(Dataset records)
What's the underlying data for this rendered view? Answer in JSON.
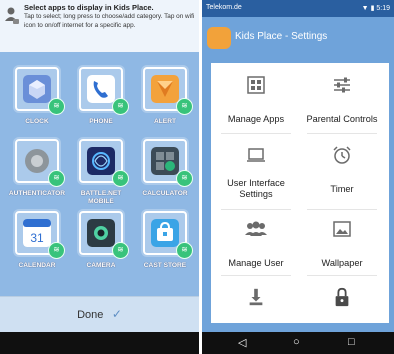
{
  "left_screen": {
    "header": {
      "title": "Select apps to display in Kids Place.",
      "subtitle": "Tap to select; long press to choose/add category. Tap on wifi icon to on/off internet for a specific app."
    },
    "apps": [
      {
        "label": "CLOCK",
        "color": "#6a8fd8"
      },
      {
        "label": "PHONE",
        "color": "#2f6fd1"
      },
      {
        "label": "ALERT",
        "color": "#f3a23c"
      },
      {
        "label": "AUTHENTICATOR",
        "color": "#8d959b"
      },
      {
        "label": "BATTLE.NET MOBILE",
        "color": "#1d2a66"
      },
      {
        "label": "CALCULATOR",
        "color": "#3c4b57"
      },
      {
        "label": "CALENDAR",
        "color": "#2f6fd1"
      },
      {
        "label": "CAMERA",
        "color": "#2c3b44"
      },
      {
        "label": "CAST STORE",
        "color": "#3aa4e6"
      }
    ],
    "done_label": "Done",
    "wifi_icon": "wifi-icon",
    "done_icon": "checkmark-icon"
  },
  "right_screen": {
    "status_bar": {
      "carrier": "Telekom.de",
      "time": "5:19"
    },
    "title": "Kids Place - Settings",
    "tiles": [
      {
        "label": "Manage Apps",
        "icon": "grid-icon"
      },
      {
        "label": "Parental Controls",
        "icon": "sliders-icon"
      },
      {
        "label": "User Interface Settings",
        "icon": "monitor-icon"
      },
      {
        "label": "Timer",
        "icon": "alarm-clock-icon"
      },
      {
        "label": "Manage User",
        "icon": "users-icon"
      },
      {
        "label": "Wallpaper",
        "icon": "image-icon"
      },
      {
        "label": "",
        "icon": "download-icon"
      },
      {
        "label": "",
        "icon": "lock-icon"
      }
    ],
    "nav": {
      "back": "◁",
      "home": "○",
      "recents": "□"
    }
  }
}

WORK TO BE COMPLETED: Report only the number of lines in the listing that contain the word "Settings".

RESPONSE TO THE TASK: 2